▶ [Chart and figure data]
^^^^^^^^

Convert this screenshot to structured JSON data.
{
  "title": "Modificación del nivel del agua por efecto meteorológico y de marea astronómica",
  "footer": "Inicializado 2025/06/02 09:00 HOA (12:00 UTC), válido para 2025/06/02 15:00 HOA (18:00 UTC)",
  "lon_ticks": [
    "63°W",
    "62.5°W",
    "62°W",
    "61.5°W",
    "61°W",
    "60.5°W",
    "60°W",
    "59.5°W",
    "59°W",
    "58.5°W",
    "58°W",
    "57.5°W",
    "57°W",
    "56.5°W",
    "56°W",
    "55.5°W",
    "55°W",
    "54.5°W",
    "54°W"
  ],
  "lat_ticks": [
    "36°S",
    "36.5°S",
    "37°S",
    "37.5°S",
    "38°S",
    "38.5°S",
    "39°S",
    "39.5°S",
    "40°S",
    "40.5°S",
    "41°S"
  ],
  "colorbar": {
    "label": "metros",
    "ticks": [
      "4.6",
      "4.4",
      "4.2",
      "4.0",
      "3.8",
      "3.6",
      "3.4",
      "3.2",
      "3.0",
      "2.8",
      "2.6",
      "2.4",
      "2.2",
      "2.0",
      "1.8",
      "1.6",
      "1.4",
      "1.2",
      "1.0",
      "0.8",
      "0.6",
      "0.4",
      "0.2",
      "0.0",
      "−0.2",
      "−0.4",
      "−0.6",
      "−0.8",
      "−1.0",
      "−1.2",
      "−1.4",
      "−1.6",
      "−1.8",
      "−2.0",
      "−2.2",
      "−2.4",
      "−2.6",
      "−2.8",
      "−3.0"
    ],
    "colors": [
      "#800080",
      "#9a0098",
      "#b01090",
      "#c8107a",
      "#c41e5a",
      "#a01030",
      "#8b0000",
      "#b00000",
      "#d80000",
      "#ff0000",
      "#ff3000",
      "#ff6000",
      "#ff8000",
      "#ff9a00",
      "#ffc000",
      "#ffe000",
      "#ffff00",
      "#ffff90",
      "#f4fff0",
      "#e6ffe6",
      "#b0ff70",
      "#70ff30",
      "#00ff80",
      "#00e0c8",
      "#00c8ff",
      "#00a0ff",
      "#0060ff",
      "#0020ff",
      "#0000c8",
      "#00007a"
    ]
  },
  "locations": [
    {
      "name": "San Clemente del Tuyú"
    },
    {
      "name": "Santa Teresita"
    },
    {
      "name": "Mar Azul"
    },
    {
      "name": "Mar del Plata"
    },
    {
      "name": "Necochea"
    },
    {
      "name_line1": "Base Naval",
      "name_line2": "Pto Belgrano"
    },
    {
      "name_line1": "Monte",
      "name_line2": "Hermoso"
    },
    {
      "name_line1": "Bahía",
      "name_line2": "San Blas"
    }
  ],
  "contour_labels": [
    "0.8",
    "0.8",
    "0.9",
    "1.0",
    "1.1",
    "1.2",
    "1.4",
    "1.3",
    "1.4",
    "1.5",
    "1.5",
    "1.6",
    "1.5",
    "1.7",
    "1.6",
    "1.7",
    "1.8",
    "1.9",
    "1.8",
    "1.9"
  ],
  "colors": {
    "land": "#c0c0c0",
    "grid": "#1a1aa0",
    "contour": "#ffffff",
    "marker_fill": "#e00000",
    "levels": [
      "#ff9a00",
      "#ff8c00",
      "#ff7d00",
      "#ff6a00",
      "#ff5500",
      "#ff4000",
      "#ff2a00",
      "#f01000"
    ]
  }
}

^^^^^^^^

Transcribe all of the material exactly. Omit nothing.

▶ [EXERCISE RESPONSE]
Convert this screenshot to structured JSON data.
{
  "title": "Modificación del nivel del agua por efecto meteorológico y de marea astronómica",
  "footer": "Inicializado 2025/06/02 09:00 HOA (12:00 UTC), válido para 2025/06/02 15:00 HOA (18:00 UTC)",
  "lon_ticks": [
    "63°W",
    "62.5°W",
    "62°W",
    "61.5°W",
    "61°W",
    "60.5°W",
    "60°W",
    "59.5°W",
    "59°W",
    "58.5°W",
    "58°W",
    "57.5°W",
    "57°W",
    "56.5°W",
    "56°W",
    "55.5°W",
    "55°W",
    "54.5°W",
    "54°W"
  ],
  "lat_ticks": [
    "36°S",
    "36.5°S",
    "37°S",
    "37.5°S",
    "38°S",
    "38.5°S",
    "39°S",
    "39.5°S",
    "40°S",
    "40.5°S",
    "41°S"
  ],
  "colorbar": {
    "label": "metros",
    "ticks": [
      "4.6",
      "4.4",
      "4.2",
      "4.0",
      "3.8",
      "3.6",
      "3.4",
      "3.2",
      "3.0",
      "2.8",
      "2.6",
      "2.4",
      "2.2",
      "2.0",
      "1.8",
      "1.6",
      "1.4",
      "1.2",
      "1.0",
      "0.8",
      "0.6",
      "0.4",
      "0.2",
      "0.0",
      "−0.2",
      "−0.4",
      "−0.6",
      "−0.8",
      "−1.0",
      "−1.2",
      "−1.4",
      "−1.6",
      "−1.8",
      "−2.0",
      "−2.2",
      "−2.4",
      "−2.6",
      "−2.8",
      "−3.0"
    ],
    "colors": [
      "#800080",
      "#9a0098",
      "#b01090",
      "#c8107a",
      "#c41e5a",
      "#a01030",
      "#8b0000",
      "#b00000",
      "#d80000",
      "#ff0000",
      "#ff3000",
      "#ff6000",
      "#ff8000",
      "#ff9a00",
      "#ffc000",
      "#ffe000",
      "#ffff00",
      "#ffff90",
      "#f4fff0",
      "#e6ffe6",
      "#b0ff70",
      "#70ff30",
      "#00ff80",
      "#00e0c8",
      "#00c8ff",
      "#00a0ff",
      "#0060ff",
      "#0020ff",
      "#0000c8",
      "#00007a"
    ]
  },
  "locations": [
    {
      "name": "San Clemente del Tuyú"
    },
    {
      "name": "Santa Teresita"
    },
    {
      "name": "Mar Azul"
    },
    {
      "name": "Mar del Plata"
    },
    {
      "name": "Necochea"
    },
    {
      "name_line1": "Base Naval",
      "name_line2": "Pto Belgrano"
    },
    {
      "name_line1": "Monte",
      "name_line2": "Hermoso"
    },
    {
      "name_line1": "Bahía",
      "name_line2": "San Blas"
    }
  ],
  "contour_labels": [
    "0.8",
    "0.8",
    "0.9",
    "1.0",
    "1.1",
    "1.2",
    "1.4",
    "1.3",
    "1.4",
    "1.5",
    "1.5",
    "1.6",
    "1.5",
    "1.7",
    "1.6",
    "1.7",
    "1.8",
    "1.9",
    "1.8",
    "1.9"
  ],
  "colors": {
    "land": "#c0c0c0",
    "grid": "#1a1aa0",
    "contour": "#ffffff",
    "marker_fill": "#e00000",
    "levels": [
      "#ff9a00",
      "#ff8c00",
      "#ff7d00",
      "#ff6a00",
      "#ff5500",
      "#ff4000",
      "#ff2a00",
      "#f01000"
    ]
  }
}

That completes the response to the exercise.